Saved entries:

....

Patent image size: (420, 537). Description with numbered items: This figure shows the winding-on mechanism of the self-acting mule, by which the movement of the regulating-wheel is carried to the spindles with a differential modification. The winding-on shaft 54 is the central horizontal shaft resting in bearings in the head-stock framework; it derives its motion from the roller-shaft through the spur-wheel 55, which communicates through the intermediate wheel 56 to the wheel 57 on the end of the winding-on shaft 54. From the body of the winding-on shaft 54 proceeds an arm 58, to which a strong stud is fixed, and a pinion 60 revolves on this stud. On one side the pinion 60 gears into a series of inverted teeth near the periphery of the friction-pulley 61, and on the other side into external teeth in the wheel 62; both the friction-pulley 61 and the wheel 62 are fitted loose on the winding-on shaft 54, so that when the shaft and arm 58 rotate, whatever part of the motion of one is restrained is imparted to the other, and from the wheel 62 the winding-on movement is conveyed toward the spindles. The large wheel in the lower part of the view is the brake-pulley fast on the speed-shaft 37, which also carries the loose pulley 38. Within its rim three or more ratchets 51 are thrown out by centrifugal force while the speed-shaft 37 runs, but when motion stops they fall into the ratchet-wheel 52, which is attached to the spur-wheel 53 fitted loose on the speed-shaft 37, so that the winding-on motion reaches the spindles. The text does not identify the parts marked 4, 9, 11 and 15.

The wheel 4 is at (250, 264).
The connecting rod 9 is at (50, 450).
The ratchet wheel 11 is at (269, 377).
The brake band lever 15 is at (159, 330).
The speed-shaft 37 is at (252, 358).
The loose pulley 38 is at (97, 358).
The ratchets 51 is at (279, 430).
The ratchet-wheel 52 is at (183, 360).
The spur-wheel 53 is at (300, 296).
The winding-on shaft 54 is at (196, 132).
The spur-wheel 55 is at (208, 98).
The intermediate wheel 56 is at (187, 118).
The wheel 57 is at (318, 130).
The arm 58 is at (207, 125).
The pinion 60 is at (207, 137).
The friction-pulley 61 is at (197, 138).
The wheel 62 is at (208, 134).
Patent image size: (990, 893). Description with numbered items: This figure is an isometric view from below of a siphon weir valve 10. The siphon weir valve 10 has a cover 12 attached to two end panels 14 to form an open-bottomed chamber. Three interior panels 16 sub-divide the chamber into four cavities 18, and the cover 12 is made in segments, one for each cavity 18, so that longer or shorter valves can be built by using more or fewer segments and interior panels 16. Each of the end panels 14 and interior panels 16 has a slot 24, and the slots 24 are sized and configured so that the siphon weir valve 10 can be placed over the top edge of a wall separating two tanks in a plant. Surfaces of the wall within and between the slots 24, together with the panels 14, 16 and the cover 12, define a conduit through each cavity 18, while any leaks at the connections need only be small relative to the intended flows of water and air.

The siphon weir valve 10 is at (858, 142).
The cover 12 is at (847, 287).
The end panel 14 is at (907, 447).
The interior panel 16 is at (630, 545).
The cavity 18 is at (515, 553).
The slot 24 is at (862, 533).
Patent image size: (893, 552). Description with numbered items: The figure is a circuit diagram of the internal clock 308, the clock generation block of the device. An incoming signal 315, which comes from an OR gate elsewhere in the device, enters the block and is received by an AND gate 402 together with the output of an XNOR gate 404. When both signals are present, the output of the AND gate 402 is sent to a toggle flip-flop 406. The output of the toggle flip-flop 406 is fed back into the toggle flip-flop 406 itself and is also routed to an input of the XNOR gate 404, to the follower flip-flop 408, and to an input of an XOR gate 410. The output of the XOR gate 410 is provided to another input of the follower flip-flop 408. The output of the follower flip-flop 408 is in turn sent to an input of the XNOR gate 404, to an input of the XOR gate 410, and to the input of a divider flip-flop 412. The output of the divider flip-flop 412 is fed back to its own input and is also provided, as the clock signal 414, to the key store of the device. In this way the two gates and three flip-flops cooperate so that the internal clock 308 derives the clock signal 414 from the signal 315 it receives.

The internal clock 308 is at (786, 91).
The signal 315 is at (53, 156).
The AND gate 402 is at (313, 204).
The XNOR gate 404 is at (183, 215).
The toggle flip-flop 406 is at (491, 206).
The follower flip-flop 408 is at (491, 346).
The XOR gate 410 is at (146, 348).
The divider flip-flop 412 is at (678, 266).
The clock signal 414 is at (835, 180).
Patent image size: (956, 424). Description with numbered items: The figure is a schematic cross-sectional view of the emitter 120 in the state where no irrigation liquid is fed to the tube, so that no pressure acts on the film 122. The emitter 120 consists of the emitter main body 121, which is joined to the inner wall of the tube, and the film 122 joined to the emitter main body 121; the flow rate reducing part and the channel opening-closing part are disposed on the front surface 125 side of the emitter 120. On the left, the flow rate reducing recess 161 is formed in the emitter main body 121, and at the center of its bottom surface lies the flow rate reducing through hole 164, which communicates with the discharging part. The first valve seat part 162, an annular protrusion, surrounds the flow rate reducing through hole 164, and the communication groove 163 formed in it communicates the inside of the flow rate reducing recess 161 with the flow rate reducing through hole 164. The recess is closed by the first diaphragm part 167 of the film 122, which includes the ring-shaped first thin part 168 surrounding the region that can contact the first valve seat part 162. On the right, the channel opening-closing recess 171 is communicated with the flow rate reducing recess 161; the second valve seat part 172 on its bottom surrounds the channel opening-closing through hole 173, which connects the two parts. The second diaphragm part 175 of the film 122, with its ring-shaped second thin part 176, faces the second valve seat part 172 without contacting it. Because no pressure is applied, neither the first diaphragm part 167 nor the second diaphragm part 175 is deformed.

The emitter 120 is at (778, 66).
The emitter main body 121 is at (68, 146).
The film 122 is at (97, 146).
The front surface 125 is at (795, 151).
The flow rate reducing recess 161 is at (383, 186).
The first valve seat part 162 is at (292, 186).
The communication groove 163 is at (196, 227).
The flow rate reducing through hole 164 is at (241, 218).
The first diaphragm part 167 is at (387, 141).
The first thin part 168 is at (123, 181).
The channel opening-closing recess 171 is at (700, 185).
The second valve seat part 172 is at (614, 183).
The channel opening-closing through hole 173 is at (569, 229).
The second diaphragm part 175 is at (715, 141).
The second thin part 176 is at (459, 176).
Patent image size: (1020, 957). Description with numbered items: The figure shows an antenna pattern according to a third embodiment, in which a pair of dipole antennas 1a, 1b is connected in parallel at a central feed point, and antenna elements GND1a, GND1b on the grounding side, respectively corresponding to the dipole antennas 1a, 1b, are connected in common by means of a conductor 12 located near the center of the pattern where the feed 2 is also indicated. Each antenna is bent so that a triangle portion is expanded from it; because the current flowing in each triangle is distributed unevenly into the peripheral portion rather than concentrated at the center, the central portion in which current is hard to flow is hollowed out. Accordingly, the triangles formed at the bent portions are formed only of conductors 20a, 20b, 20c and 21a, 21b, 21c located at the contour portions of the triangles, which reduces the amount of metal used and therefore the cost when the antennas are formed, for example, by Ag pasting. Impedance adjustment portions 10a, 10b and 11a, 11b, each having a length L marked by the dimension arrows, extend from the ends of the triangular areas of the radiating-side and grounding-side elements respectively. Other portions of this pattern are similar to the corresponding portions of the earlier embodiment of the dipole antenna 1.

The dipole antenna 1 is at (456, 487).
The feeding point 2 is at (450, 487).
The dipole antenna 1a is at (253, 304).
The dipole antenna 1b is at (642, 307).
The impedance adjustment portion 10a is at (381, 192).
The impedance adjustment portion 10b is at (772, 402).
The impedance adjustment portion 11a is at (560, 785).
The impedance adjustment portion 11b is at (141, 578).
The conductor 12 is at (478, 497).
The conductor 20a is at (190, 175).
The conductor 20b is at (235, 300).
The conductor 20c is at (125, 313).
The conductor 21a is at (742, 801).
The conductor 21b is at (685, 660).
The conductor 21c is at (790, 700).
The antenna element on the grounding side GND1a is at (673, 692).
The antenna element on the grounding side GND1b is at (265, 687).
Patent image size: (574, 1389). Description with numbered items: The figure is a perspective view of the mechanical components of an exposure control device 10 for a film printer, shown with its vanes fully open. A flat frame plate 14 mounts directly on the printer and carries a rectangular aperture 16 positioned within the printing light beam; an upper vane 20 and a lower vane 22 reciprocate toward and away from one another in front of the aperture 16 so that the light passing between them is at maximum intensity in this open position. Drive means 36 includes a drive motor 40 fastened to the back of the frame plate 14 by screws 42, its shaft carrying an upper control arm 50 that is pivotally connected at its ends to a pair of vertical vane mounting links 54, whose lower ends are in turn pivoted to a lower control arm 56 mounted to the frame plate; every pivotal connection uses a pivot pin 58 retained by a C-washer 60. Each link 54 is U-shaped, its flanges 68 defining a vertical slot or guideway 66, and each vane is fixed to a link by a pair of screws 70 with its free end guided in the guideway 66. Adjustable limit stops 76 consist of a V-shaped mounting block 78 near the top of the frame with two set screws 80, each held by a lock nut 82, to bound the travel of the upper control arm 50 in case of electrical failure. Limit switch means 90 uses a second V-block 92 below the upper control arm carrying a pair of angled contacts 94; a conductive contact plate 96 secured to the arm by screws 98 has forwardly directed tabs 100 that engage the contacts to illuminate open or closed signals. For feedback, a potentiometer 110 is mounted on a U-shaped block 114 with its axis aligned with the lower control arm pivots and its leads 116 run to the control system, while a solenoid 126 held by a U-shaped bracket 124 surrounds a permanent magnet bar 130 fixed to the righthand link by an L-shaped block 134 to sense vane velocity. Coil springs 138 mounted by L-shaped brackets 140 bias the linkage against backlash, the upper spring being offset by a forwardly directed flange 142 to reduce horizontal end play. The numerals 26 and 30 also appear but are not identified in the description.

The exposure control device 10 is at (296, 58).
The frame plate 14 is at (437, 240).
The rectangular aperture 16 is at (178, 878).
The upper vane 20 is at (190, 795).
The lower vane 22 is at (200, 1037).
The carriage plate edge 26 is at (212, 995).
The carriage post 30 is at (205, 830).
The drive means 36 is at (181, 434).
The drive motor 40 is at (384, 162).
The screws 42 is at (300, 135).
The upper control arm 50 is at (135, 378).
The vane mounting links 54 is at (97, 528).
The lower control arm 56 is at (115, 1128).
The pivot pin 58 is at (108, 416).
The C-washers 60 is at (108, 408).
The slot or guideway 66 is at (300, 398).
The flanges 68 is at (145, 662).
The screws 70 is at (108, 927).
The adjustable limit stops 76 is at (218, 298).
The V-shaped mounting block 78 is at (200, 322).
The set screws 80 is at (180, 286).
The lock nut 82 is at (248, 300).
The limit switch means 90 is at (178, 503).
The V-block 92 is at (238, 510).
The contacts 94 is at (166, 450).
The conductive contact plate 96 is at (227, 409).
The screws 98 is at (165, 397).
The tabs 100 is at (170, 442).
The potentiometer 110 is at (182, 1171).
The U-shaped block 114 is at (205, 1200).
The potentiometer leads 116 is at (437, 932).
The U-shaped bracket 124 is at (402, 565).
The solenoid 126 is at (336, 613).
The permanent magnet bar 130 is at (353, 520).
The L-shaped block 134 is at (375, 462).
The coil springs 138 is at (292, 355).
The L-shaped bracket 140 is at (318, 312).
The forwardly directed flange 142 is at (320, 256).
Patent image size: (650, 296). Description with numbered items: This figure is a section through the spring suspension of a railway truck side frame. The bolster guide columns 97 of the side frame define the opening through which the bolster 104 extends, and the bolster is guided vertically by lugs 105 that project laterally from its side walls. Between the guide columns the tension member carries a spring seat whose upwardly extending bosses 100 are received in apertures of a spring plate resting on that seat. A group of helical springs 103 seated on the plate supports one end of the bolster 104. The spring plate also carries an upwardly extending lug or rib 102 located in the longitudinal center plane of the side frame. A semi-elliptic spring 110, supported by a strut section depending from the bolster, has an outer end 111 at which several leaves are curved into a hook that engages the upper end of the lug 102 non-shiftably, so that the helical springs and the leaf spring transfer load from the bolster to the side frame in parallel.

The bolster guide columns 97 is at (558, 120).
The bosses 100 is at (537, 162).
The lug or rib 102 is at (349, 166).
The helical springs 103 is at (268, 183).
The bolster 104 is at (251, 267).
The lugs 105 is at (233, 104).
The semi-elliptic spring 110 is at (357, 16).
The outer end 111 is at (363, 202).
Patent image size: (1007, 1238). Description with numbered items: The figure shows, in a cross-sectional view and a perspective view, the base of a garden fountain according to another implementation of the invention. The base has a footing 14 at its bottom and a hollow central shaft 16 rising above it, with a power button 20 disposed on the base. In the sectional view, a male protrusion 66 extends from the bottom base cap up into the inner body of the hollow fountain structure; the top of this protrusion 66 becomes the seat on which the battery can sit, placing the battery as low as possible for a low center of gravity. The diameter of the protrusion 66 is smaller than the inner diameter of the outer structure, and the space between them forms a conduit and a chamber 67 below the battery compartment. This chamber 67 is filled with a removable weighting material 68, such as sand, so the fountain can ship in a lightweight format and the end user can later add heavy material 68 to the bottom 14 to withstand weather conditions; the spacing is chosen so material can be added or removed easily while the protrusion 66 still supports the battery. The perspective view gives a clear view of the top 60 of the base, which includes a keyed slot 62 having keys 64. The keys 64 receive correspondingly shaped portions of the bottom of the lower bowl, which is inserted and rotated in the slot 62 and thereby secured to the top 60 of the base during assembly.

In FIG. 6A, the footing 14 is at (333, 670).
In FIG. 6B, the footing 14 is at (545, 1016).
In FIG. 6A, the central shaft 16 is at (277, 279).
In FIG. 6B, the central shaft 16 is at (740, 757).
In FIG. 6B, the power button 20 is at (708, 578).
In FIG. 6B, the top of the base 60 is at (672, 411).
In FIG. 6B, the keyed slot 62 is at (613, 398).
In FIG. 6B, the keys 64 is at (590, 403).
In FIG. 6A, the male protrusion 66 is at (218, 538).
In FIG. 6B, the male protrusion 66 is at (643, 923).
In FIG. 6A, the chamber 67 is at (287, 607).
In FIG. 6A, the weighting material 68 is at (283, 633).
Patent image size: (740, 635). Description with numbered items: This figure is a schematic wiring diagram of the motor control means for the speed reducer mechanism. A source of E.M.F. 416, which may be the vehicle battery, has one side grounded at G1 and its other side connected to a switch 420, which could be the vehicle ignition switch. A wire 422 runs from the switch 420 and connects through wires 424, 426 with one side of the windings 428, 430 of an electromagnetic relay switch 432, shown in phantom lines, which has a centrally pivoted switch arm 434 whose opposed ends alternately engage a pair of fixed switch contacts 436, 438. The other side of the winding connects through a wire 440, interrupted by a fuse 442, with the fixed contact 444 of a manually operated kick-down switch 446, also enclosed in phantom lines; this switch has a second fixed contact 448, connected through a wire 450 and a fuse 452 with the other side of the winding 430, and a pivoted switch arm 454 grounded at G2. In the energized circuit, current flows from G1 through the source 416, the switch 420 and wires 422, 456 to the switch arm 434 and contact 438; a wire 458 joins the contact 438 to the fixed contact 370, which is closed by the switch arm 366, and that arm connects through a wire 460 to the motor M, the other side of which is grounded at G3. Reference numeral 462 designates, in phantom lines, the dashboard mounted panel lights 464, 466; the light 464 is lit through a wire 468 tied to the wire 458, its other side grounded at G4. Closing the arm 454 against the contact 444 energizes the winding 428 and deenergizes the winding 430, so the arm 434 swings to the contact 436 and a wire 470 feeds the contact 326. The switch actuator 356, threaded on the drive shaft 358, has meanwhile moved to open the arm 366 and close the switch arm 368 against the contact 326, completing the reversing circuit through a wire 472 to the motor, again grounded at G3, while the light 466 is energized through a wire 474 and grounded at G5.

....

**What is needed**
Can you give the lines from the one containing "Patent image size: (1020, 957)." through the one containing "The antenna element on the grounding side GND1b", both included, as a JSON list of strings with one string per line and blank lines omitted?

**Answer to the exercise**
[
  "Patent image size: (1020, 957). Description with numbered items: The figure shows an antenna pattern according to a third embodiment, in which a pair of dipole antennas 1a, 1b is connected in parallel at a central feed point, and antenna elements GND1a, GND1b on the grounding side, respectively corresponding to the dipole antennas 1a, 1b, are connected in common by means of a conductor 12 located near the center of the pattern where the feed 2 is also indicated. Each antenna is bent so that a triangle portion is expanded from it; because the current flowing in each triangle is distributed unevenly into the peripheral portion rather than concentrated at the center, the central portion in which current is hard to flow is hollowed out. Accordingly, the triangles formed at the bent portions are formed only of conductors 20a, 20b, 20c and 21a, 21b, 21c located at the contour portions of the triangles, which reduces the amount of metal used and therefore the cost when the antennas are formed, for example, by Ag pasting. Impedance adjustment portions 10a, 10b and 11a, 11b, each having a length L marked by the dimension arrows, extend from the ends of the triangular areas of the radiating-side and grounding-side elements respectively. Other portions of this pattern are similar to the corresponding portions of the earlier embodiment of the dipole antenna 1.",
  "The dipole antenna 1 is at (456, 487).",
  "The feeding point 2 is at (450, 487).",
  "The dipole antenna 1a is at (253, 304).",
  "The dipole antenna 1b is at (642, 307).",
  "The impedance adjustment portion 10a is at (381, 192).",
  "The impedance adjustment portion 10b is at (772, 402).",
  "The impedance adjustment portion 11a is at (560, 785).",
  "The impedance adjustment portion 11b is at (141, 578).",
  "The conductor 12 is at (478, 497).",
  "The conductor 20a is at (190, 175).",
  "The conductor 20b is at (235, 300).",
  "The conductor 20c is at (125, 313).",
  "The conductor 21a is at (742, 801).",
  "The conductor 21b is at (685, 660).",
  "The conductor 21c is at (790, 700).",
  "The antenna element on the grounding side GND1a is at (673, 692).",
  "The antenna element on the grounding side GND1b is at (265, 687)."
]